**INSTRUCTION**
Leave out the pictures, then reproduce the rest of the material exactly.

------------------------------------------------------------

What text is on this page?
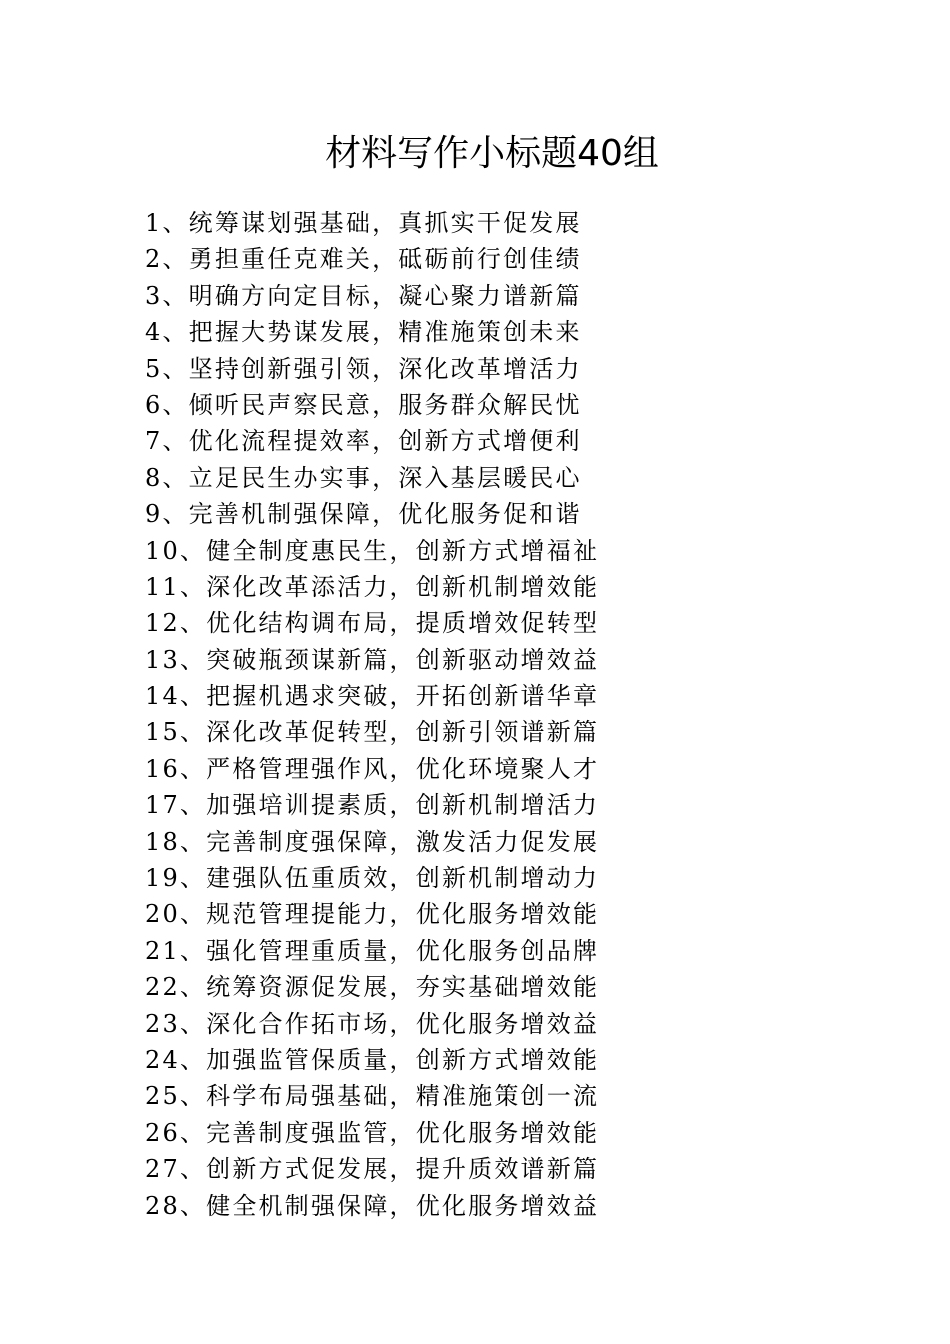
材料写作小标题40组
1、统筹谋划强基础，真抓实干促发展
2、勇担重任克难关，砥砺前行创佳绩
3、明确方向定目标，凝心聚力谱新篇
4、把握大势谋发展，精准施策创未来
5、坚持创新强引领，深化改革增活力
6、倾听民声察民意，服务群众解民忧
7、优化流程提效率，创新方式增便利
8、立足民生办实事，深入基层暖民心
9、完善机制强保障，优化服务促和谐
10、健全制度惠民生，创新方式增福祉
11、深化改革添活力，创新机制增效能
12、优化结构调布局，提质增效促转型
13、突破瓶颈谋新篇，创新驱动增效益
14、把握机遇求突破，开拓创新谱华章
15、深化改革促转型，创新引领谱新篇
16、严格管理强作风，优化环境聚人才
17、加强培训提素质，创新机制增活力
18、完善制度强保障，激发活力促发展
19、建强队伍重质效，创新机制增动力
20、规范管理提能力，优化服务增效能
21、强化管理重质量，优化服务创品牌
22、统筹资源促发展，夯实基础增效能
23、深化合作拓市场，优化服务增效益
24、加强监管保质量，创新方式增效能
25、科学布局强基础，精准施策创一流
26、完善制度强监管，优化服务增效能
27、创新方式促发展，提升质效谱新篇
28、健全机制强保障，优化服务增效益
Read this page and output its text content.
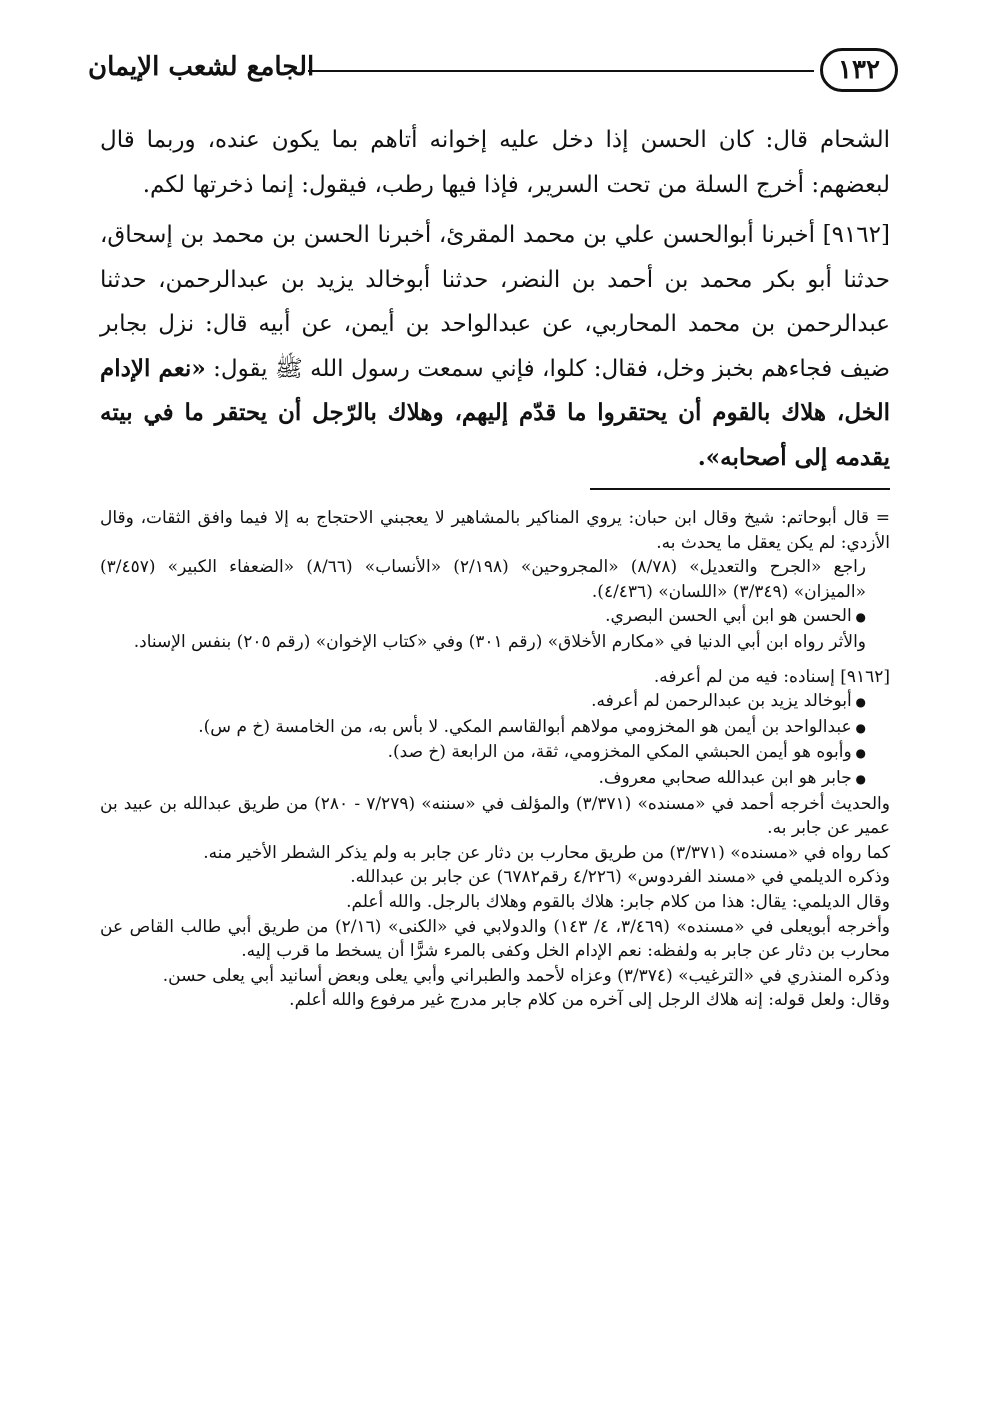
الجامع لشعب الإيمان	١٣٢

الشحام قال: كان الحسن إذا دخل عليه إخوانه أتاهم بما يكون عنده، وربما قال لبعضهم: أخرج السلة من تحت السرير، فإذا فيها رطب، فيقول: إنما ذخرتها لكم.

[٩١٦٢] أخبرنا أبوالحسن علي بن محمد المقرئ، أخبرنا الحسن بن محمد بن إسحاق، حدثنا أبو بكر محمد بن أحمد بن النضر، حدثنا أبوخالد يزيد بن عبدالرحمن، حدثنا عبدالرحمن بن محمد المحاربي، عن عبدالواحد بن أيمن، عن أبيه قال: نزل بجابر ضيف فجاءهم بخبز وخل، فقال: كلوا، فإني سمعت رسول الله ﷺ يقول: «نعم الإدام الخل، هلاك بالقوم أن يحتقروا ما قدّم إليهم، وهلاك بالرّجل أن يحتقر ما في بيته يقدمه إلى أصحابه».

= قال أبوحاتم: شيخ وقال ابن حبان: يروي المناكير بالمشاهير لا يعجبني الاحتجاج به إلا فيما وافق الثقات، وقال الأزدي: لم يكن يعقل ما يحدث به.

راجع «الجرح والتعديل» (٨/٧٨) «المجروحين» (٢/١٩٨) «الأنساب» (٨/٦٦) «الضعفاء الكبير» (٣/٤٥٧) «الميزان» (٣/٣٤٩) «اللسان» (٤/٤٣٦).

● الحسن هو ابن أبي الحسن البصري.

والأثر رواه ابن أبي الدنيا في «مكارم الأخلاق» (رقم ٣٠١) وفي «كتاب الإخوان» (رقم ٢٠٥) بنفس الإسناد.

[٩١٦٢] إسناده: فيه من لم أعرفه.

● أبوخالد يزيد بن عبدالرحمن لم أعرفه.

● عبدالواحد بن أيمن هو المخزومي مولاهم أبوالقاسم المكي. لا بأس به، من الخامسة (خ م س).

● وأبوه هو أيمن الحبشي المكي المخزومي، ثقة، من الرابعة (خ صد).

● جابر هو ابن عبدالله صحابي معروف.

والحديث أخرجه أحمد في «مسنده» (٣/٣٧١) والمؤلف في «سننه» (٧/٢٧٩ - ٢٨٠) من طريق عبدالله بن عبيد بن عمير عن جابر به.

كما رواه في «مسنده» (٣/٣٧١) من طريق محارب بن دثار عن جابر به ولم يذكر الشطر الأخير منه.

وذكره الديلمي في «مسند الفردوس» (٤/٢٢٦ رقم٦٧٨٢) عن جابر بن عبدالله.

وقال الديلمي: يقال: هذا من كلام جابر: هلاك بالقوم وهلاك بالرجل. والله أعلم.

وأخرجه أبويعلى في «مسنده» (٣/٤٦٩، ٤/ ١٤٣) والدولابي في «الكنى» (٢/١٦) من طريق أبي طالب القاص عن محارب بن دثار عن جابر به ولفظه: نعم الإدام الخل وكفى بالمرء شرًّا أن يسخط ما قرب إليه.

وذكره المنذري في «الترغيب» (٣/٣٧٤) وعزاه لأحمد والطبراني وأبي يعلى وبعض أسانيد أبي يعلى حسن.

وقال: ولعل قوله: إنه هلاك الرجل إلى آخره من كلام جابر مدرج غير مرفوع والله أعلم.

------------------------------------------------------------

**TASK RESULT**
What text is on this page?
材料写作小标题40组
1、统筹谋划强基础，真抓实干促发展
2、勇担重任克难关，砥砺前行创佳绩
3、明确方向定目标，凝心聚力谱新篇
4、把握大势谋发展，精准施策创未来
5、坚持创新强引领，深化改革增活力
6、倾听民声察民意，服务群众解民忧
7、优化流程提效率，创新方式增便利
8、立足民生办实事，深入基层暖民心
9、完善机制强保障，优化服务促和谐
10、健全制度惠民生，创新方式增福祉
11、深化改革添活力，创新机制增效能
12、优化结构调布局，提质增效促转型
13、突破瓶颈谋新篇，创新驱动增效益
14、把握机遇求突破，开拓创新谱华章
15、深化改革促转型，创新引领谱新篇
16、严格管理强作风，优化环境聚人才
17、加强培训提素质，创新机制增活力
18、完善制度强保障，激发活力促发展
19、建强队伍重质效，创新机制增动力
20、规范管理提能力，优化服务增效能
21、强化管理重质量，优化服务创品牌
22、统筹资源促发展，夯实基础增效能
23、深化合作拓市场，优化服务增效益
24、加强监管保质量，创新方式增效能
25、科学布局强基础，精准施策创一流
26、完善制度强监管，优化服务增效能
27、创新方式促发展，提升质效谱新篇
28、健全机制强保障，优化服务增效益
Read this page and output its text content.
الجامع لشعب الإيمان	١٣٢

الشحام قال: كان الحسن إذا دخل عليه إخوانه أتاهم بما يكون عنده، وربما قال لبعضهم: أخرج السلة من تحت السرير، فإذا فيها رطب، فيقول: إنما ذخرتها لكم.

[٩١٦٢] أخبرنا أبوالحسن علي بن محمد المقرئ، أخبرنا الحسن بن محمد بن إسحاق، حدثنا أبو بكر محمد بن أحمد بن النضر، حدثنا أبوخالد يزيد بن عبدالرحمن، حدثنا عبدالرحمن بن محمد المحاربي، عن عبدالواحد بن أيمن، عن أبيه قال: نزل بجابر ضيف فجاءهم بخبز وخل، فقال: كلوا، فإني سمعت رسول الله ﷺ يقول: «نعم الإدام الخل، هلاك بالقوم أن يحتقروا ما قدّم إليهم، وهلاك بالرّجل أن يحتقر ما في بيته يقدمه إلى أصحابه».

= قال أبوحاتم: شيخ وقال ابن حبان: يروي المناكير بالمشاهير لا يعجبني الاحتجاج به إلا فيما وافق الثقات، وقال الأزدي: لم يكن يعقل ما يحدث به.

راجع «الجرح والتعديل» (٨/٧٨) «المجروحين» (٢/١٩٨) «الأنساب» (٨/٦٦) «الضعفاء الكبير» (٣/٤٥٧) «الميزان» (٣/٣٤٩) «اللسان» (٤/٤٣٦).

● الحسن هو ابن أبي الحسن البصري.

والأثر رواه ابن أبي الدنيا في «مكارم الأخلاق» (رقم ٣٠١) وفي «كتاب الإخوان» (رقم ٢٠٥) بنفس الإسناد.

[٩١٦٢] إسناده: فيه من لم أعرفه.

● أبوخالد يزيد بن عبدالرحمن لم أعرفه.

● عبدالواحد بن أيمن هو المخزومي مولاهم أبوالقاسم المكي. لا بأس به، من الخامسة (خ م س).

● وأبوه هو أيمن الحبشي المكي المخزومي، ثقة، من الرابعة (خ صد).

● جابر هو ابن عبدالله صحابي معروف.

والحديث أخرجه أحمد في «مسنده» (٣/٣٧١) والمؤلف في «سننه» (٧/٢٧٩ - ٢٨٠) من طريق عبدالله بن عبيد بن عمير عن جابر به.

كما رواه في «مسنده» (٣/٣٧١) من طريق محارب بن دثار عن جابر به ولم يذكر الشطر الأخير منه.

وذكره الديلمي في «مسند الفردوس» (٤/٢٢٦ رقم٦٧٨٢) عن جابر بن عبدالله.

وقال الديلمي: يقال: هذا من كلام جابر: هلاك بالقوم وهلاك بالرجل. والله أعلم.

وأخرجه أبويعلى في «مسنده» (٣/٤٦٩، ٤/ ١٤٣) والدولابي في «الكنى» (٢/١٦) من طريق أبي طالب القاص عن محارب بن دثار عن جابر به ولفظه: نعم الإدام الخل وكفى بالمرء شرًّا أن يسخط ما قرب إليه.

وذكره المنذري في «الترغيب» (٣/٣٧٤) وعزاه لأحمد والطبراني وأبي يعلى وبعض أسانيد أبي يعلى حسن.

وقال: ولعل قوله: إنه هلاك الرجل إلى آخره من كلام جابر مدرج غير مرفوع والله أعلم.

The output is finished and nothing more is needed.